**YOUR GOAL:** From the listing that follows, output everything exactly except the pictures.

Saved entries:
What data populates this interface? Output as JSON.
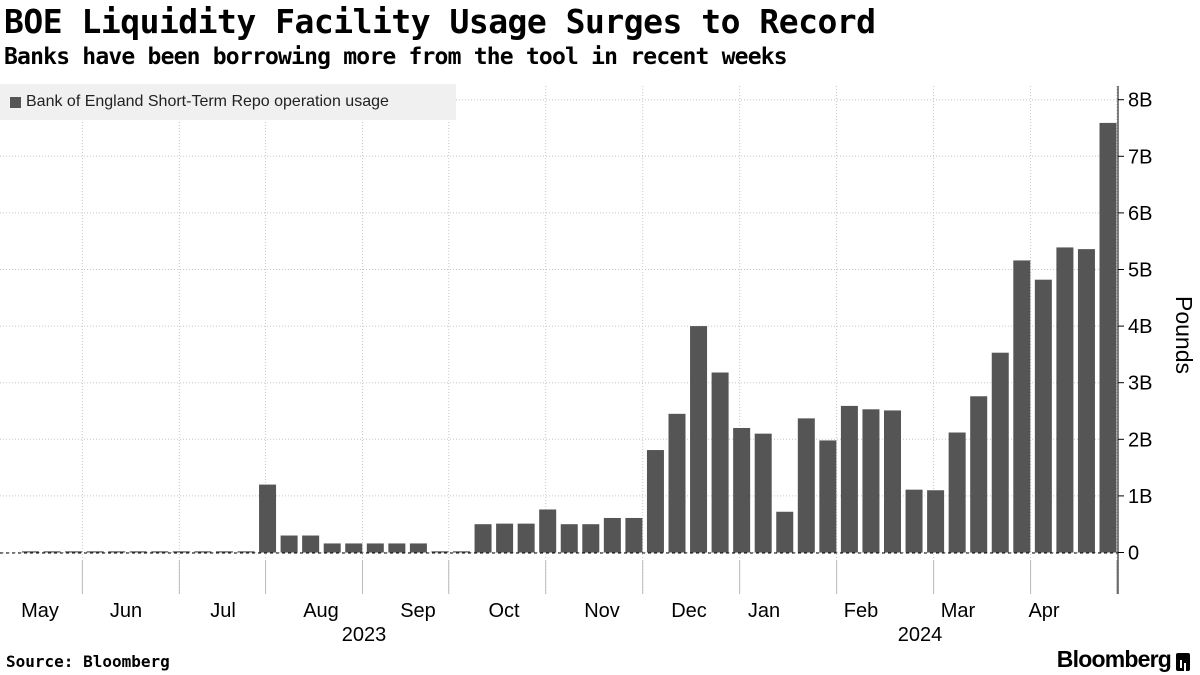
{
  "title": "BOE Liquidity Facility Usage Surges to Record",
  "subtitle": "Banks have been borrowing more from the tool in recent weeks",
  "source": "Source: Bloomberg",
  "brand": "Bloomberg",
  "colors": {
    "bar": "#555555",
    "grid": "#c8c8c8",
    "legend_bg": "#f0f0f0"
  },
  "chart_data": {
    "type": "bar",
    "title": "BOE Liquidity Facility Usage Surges to Record",
    "subtitle": "Banks have been borrowing more from the tool in recent weeks",
    "ylabel": "Pounds",
    "xlabel": "",
    "ylim": [
      -0.7,
      8.3
    ],
    "y_ticks": [
      {
        "value": 0,
        "label": "0"
      },
      {
        "value": 1,
        "label": "1B"
      },
      {
        "value": 2,
        "label": "2B"
      },
      {
        "value": 3,
        "label": "3B"
      },
      {
        "value": 4,
        "label": "4B"
      },
      {
        "value": 5,
        "label": "5B"
      },
      {
        "value": 6,
        "label": "6B"
      },
      {
        "value": 7,
        "label": "7B"
      },
      {
        "value": 8,
        "label": "8B"
      }
    ],
    "legend_position": "top-left",
    "grid": true,
    "series": [
      {
        "name": "Bank of England Short-Term Repo operation usage",
        "unit": "billion pounds",
        "values": [
          0.01,
          0.01,
          0.01,
          0.01,
          0.01,
          0.01,
          0.01,
          0.01,
          0.01,
          0.01,
          0.02,
          1.2,
          0.3,
          0.3,
          0.16,
          0.16,
          0.16,
          0.16,
          0.16,
          0.01,
          0.02,
          0.5,
          0.51,
          0.51,
          0.76,
          0.5,
          0.5,
          0.61,
          0.61,
          1.81,
          2.45,
          4.0,
          3.18,
          2.2,
          2.1,
          0.72,
          2.37,
          1.98,
          2.59,
          2.53,
          2.51,
          1.11,
          1.1,
          2.12,
          2.76,
          3.53,
          5.16,
          4.82,
          5.39,
          5.36,
          7.59
        ]
      }
    ],
    "x_month_labels": [
      "May",
      "Jun",
      "Jul",
      "Aug",
      "Sep",
      "Oct",
      "Nov",
      "Dec",
      "Jan",
      "Feb",
      "Mar",
      "Apr"
    ],
    "x_year_labels": [
      "2023",
      "2024"
    ]
  }
}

**ANSWER TO THE EXERCISE:**
What data populates this interface? Output as JSON.
{
  "title": "BOE Liquidity Facility Usage Surges to Record",
  "subtitle": "Banks have been borrowing more from the tool in recent weeks",
  "source": "Source: Bloomberg",
  "brand": "Bloomberg",
  "colors": {
    "bar": "#555555",
    "grid": "#c8c8c8",
    "legend_bg": "#f0f0f0"
  },
  "chart_data": {
    "type": "bar",
    "title": "BOE Liquidity Facility Usage Surges to Record",
    "subtitle": "Banks have been borrowing more from the tool in recent weeks",
    "ylabel": "Pounds",
    "xlabel": "",
    "ylim": [
      -0.7,
      8.3
    ],
    "y_ticks": [
      {
        "value": 0,
        "label": "0"
      },
      {
        "value": 1,
        "label": "1B"
      },
      {
        "value": 2,
        "label": "2B"
      },
      {
        "value": 3,
        "label": "3B"
      },
      {
        "value": 4,
        "label": "4B"
      },
      {
        "value": 5,
        "label": "5B"
      },
      {
        "value": 6,
        "label": "6B"
      },
      {
        "value": 7,
        "label": "7B"
      },
      {
        "value": 8,
        "label": "8B"
      }
    ],
    "legend_position": "top-left",
    "grid": true,
    "series": [
      {
        "name": "Bank of England Short-Term Repo operation usage",
        "unit": "billion pounds",
        "values": [
          0.01,
          0.01,
          0.01,
          0.01,
          0.01,
          0.01,
          0.01,
          0.01,
          0.01,
          0.01,
          0.02,
          1.2,
          0.3,
          0.3,
          0.16,
          0.16,
          0.16,
          0.16,
          0.16,
          0.01,
          0.02,
          0.5,
          0.51,
          0.51,
          0.76,
          0.5,
          0.5,
          0.61,
          0.61,
          1.81,
          2.45,
          4.0,
          3.18,
          2.2,
          2.1,
          0.72,
          2.37,
          1.98,
          2.59,
          2.53,
          2.51,
          1.11,
          1.1,
          2.12,
          2.76,
          3.53,
          5.16,
          4.82,
          5.39,
          5.36,
          7.59
        ]
      }
    ],
    "x_month_labels": [
      "May",
      "Jun",
      "Jul",
      "Aug",
      "Sep",
      "Oct",
      "Nov",
      "Dec",
      "Jan",
      "Feb",
      "Mar",
      "Apr"
    ],
    "x_year_labels": [
      "2023",
      "2024"
    ]
  }
}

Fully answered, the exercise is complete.